> **SOURCE EXCERPT**:
--- START ---
FYI, I do a lot of embedded system development and do not use the embedded USB capability of the processors. Instead I use an async serial port on the processor and a very cheap (aliexpress) serial to USB adapter module to provide the USB interface upstream. The USB module is power by the host computer and not by the embedded system. This eliminates all sorts of USB related issues.

Well, perhaps mention it to those that designed the hardware you are using.

I’ve done that, posted the query on Adafruit forum. My question was not about just feather, but about the ease of use, and reliability of the endnode for a given application. In terms of ease of use, feather was superb, but when it comes to reliability, it is not so (I’m making this statement from my limited experience). So I’d like to learn from the developers on TTN forum, about the hardware platform for the endnode, which fulfills both criteria mentioned above.

The USB problem you seem to be having really isn’t a LoRa or TTN problem, but a PC or embedded device one. In addition to the USB UART mentioned, you should get an SWD adapter so that you can program the feather’s processor without relying on the USB to be operable.
--- END ---
> **SHORT EXERCISE A**: Copy out the bounding box records word for word, starting with the first record and going down to the line containing "dc-offset-value: 10: [837, 116, 846, 124]", including both of those lines.
The text and the records have nothing to do with each other.

Bounding box records:
--- START ---
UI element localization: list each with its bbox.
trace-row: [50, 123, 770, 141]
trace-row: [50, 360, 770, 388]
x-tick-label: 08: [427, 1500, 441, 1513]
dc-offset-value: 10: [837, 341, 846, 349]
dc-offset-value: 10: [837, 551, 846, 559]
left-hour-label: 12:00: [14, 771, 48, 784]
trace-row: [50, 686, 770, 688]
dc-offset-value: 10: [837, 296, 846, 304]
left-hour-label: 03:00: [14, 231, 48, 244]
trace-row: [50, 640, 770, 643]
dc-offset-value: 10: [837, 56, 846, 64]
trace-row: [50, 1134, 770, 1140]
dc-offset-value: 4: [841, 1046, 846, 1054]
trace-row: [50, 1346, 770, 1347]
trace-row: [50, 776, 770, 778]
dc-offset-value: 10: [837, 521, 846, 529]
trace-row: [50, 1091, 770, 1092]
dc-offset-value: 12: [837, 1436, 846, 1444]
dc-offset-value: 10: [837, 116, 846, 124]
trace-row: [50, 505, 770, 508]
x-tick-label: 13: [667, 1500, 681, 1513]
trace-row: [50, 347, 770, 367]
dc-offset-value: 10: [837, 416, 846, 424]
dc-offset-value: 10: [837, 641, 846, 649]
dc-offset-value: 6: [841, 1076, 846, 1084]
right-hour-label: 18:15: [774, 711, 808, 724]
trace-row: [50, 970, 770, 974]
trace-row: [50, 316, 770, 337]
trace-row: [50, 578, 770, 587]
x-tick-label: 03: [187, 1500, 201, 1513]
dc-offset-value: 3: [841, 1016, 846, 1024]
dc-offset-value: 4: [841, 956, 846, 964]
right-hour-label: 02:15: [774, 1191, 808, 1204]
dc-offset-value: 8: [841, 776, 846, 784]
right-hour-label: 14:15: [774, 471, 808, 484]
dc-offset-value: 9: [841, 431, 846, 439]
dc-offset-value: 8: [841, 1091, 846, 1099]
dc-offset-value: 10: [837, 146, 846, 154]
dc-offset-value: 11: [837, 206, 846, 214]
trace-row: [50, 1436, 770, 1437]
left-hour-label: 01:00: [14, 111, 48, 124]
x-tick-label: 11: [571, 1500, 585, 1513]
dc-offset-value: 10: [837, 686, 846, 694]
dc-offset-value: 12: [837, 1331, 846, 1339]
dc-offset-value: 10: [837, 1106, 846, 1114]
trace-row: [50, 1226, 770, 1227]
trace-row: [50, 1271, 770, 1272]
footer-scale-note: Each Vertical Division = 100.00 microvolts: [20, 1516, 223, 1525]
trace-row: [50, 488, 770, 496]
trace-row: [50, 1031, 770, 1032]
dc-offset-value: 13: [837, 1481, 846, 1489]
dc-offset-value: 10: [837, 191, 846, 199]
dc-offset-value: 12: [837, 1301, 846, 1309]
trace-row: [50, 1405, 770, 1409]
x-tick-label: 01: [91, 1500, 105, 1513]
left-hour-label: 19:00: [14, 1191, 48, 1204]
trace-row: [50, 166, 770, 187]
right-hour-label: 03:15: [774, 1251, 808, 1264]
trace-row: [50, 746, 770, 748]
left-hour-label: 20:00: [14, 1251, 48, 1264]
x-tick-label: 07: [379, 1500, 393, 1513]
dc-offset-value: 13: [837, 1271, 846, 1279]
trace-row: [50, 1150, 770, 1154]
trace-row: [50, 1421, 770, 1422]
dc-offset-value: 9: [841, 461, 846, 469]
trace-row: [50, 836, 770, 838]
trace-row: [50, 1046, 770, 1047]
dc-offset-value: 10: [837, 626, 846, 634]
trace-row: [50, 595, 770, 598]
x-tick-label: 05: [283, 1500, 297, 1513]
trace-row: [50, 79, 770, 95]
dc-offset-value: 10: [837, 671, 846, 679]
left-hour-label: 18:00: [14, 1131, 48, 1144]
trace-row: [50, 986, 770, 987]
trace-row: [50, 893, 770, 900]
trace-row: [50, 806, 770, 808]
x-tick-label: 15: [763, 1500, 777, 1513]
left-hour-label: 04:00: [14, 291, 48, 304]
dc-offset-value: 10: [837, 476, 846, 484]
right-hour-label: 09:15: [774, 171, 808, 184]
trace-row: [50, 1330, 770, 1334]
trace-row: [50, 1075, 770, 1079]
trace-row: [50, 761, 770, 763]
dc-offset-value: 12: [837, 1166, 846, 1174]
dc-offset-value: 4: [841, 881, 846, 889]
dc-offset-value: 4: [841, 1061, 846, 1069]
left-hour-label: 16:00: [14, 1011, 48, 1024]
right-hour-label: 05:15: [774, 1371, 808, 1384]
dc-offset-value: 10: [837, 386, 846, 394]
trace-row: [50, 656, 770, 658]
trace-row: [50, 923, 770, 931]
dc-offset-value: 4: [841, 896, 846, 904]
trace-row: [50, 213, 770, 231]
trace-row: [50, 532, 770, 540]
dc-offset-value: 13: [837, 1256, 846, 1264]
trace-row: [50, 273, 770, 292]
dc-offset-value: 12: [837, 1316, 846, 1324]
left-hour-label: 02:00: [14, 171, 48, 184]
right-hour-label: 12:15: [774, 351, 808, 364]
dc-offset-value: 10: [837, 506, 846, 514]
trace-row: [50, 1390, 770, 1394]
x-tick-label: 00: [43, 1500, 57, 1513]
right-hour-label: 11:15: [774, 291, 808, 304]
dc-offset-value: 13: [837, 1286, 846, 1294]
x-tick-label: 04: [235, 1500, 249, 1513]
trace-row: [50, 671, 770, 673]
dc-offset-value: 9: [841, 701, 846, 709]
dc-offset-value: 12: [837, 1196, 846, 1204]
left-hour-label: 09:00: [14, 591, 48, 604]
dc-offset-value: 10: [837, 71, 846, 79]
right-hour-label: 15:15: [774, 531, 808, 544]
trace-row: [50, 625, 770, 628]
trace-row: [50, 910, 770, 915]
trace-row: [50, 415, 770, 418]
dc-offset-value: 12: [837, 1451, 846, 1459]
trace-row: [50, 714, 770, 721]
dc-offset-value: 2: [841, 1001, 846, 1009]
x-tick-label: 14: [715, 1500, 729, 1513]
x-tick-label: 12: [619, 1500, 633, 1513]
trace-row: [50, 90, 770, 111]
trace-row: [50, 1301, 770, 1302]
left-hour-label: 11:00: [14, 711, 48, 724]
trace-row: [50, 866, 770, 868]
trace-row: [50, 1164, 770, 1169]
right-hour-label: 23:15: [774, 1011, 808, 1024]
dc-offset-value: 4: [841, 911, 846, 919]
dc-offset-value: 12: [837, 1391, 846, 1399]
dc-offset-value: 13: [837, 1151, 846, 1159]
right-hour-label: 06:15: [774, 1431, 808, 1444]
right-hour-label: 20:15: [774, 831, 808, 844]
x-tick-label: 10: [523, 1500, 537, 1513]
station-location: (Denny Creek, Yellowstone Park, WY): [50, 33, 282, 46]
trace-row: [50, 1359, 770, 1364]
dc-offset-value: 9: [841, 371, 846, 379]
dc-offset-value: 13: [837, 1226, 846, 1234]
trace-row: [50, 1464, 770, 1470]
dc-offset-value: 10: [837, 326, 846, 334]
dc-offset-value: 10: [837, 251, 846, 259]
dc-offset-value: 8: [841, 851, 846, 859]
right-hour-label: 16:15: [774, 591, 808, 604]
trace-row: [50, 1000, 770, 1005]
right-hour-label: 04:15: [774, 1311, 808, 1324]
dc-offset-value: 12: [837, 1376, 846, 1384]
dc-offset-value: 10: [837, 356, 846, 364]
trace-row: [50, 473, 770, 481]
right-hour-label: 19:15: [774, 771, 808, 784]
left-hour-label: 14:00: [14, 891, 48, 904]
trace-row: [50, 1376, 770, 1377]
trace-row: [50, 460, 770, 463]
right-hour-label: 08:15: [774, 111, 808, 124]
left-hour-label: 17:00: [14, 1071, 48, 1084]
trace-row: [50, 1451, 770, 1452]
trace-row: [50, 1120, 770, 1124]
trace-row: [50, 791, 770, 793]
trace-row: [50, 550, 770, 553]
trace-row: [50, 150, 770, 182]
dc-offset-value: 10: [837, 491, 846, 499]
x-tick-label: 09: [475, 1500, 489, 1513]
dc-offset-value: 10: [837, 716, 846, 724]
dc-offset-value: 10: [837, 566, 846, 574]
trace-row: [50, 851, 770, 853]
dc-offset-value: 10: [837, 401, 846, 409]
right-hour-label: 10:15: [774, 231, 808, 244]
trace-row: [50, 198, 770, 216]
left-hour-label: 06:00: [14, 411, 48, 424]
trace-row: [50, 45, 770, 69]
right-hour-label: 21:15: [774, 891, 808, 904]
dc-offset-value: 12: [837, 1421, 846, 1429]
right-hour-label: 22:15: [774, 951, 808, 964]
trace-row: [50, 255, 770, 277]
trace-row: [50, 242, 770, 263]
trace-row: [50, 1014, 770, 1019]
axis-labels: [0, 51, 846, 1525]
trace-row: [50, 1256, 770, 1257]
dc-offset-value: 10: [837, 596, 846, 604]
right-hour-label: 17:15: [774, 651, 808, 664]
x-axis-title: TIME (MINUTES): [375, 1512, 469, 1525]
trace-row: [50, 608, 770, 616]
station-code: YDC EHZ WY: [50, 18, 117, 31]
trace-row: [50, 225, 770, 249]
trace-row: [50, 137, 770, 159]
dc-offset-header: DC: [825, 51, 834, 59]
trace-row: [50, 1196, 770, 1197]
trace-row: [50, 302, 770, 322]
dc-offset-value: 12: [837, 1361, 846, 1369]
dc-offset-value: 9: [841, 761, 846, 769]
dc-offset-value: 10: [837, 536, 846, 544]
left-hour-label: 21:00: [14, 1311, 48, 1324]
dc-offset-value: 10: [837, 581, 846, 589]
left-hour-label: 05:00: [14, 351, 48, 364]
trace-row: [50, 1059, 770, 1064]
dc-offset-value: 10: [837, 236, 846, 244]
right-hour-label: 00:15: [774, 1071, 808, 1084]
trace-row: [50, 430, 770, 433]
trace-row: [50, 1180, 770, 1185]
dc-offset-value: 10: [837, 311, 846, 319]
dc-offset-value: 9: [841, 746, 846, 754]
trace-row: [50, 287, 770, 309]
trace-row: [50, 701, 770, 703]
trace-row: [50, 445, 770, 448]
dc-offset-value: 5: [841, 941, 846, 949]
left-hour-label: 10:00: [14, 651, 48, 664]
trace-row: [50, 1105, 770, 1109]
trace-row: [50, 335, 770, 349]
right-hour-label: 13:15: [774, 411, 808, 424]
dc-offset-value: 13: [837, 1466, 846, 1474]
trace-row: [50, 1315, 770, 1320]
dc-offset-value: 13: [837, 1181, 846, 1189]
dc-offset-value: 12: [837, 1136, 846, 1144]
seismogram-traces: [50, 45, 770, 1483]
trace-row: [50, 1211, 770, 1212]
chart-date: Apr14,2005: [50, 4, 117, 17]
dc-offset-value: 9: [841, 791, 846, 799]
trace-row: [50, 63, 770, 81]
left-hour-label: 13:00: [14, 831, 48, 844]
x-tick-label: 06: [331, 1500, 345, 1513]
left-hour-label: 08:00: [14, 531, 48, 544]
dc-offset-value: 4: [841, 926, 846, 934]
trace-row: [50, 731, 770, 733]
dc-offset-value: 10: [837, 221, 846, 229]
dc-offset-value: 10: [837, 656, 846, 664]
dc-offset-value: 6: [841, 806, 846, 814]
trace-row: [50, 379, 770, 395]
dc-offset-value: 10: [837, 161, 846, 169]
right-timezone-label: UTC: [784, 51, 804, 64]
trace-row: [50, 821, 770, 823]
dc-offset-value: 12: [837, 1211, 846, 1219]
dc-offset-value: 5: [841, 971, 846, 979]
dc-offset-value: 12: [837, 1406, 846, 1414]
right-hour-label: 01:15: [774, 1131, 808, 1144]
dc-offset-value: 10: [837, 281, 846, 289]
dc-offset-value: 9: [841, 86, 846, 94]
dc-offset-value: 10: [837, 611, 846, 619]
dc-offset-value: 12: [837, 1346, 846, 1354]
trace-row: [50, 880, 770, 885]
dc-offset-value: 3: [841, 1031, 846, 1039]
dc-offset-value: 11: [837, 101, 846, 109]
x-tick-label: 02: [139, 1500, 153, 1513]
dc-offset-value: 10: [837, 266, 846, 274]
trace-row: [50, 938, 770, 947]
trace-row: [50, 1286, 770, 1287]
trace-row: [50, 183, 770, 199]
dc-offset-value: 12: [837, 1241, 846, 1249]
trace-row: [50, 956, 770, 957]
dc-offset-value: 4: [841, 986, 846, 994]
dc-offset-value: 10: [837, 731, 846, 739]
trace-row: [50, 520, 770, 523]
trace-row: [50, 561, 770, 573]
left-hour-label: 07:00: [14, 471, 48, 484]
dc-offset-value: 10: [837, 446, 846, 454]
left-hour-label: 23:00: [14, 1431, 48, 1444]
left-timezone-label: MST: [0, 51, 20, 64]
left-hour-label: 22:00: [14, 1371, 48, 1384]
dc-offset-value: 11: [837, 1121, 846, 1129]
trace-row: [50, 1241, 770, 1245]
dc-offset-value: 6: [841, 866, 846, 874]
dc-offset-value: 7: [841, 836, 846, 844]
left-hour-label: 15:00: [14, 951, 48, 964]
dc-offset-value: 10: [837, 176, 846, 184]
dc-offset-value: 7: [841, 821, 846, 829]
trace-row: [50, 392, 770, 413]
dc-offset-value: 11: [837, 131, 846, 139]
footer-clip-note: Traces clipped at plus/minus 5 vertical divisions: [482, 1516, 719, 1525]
--- END ---
> **SHORT EXERCISE B**: Name every website or online forum that the forum excerpt about USB problems mentions.

> **WRITTEN SOLUTION A**:
UI element localization: list each with its bbox.
trace-row: [50, 123, 770, 141]
trace-row: [50, 360, 770, 388]
x-tick-label: 08: [427, 1500, 441, 1513]
dc-offset-value: 10: [837, 341, 846, 349]
dc-offset-value: 10: [837, 551, 846, 559]
left-hour-label: 12:00: [14, 771, 48, 784]
trace-row: [50, 686, 770, 688]
dc-offset-value: 10: [837, 296, 846, 304]
left-hour-label: 03:00: [14, 231, 48, 244]
trace-row: [50, 640, 770, 643]
dc-offset-value: 10: [837, 56, 846, 64]
trace-row: [50, 1134, 770, 1140]
dc-offset-value: 4: [841, 1046, 846, 1054]
trace-row: [50, 1346, 770, 1347]
trace-row: [50, 776, 770, 778]
dc-offset-value: 10: [837, 521, 846, 529]
trace-row: [50, 1091, 770, 1092]
dc-offset-value: 12: [837, 1436, 846, 1444]
dc-offset-value: 10: [837, 116, 846, 124]

> **WRITTEN SOLUTION B**:
- aliexpress
- the Adafruit forum
- the TTN forum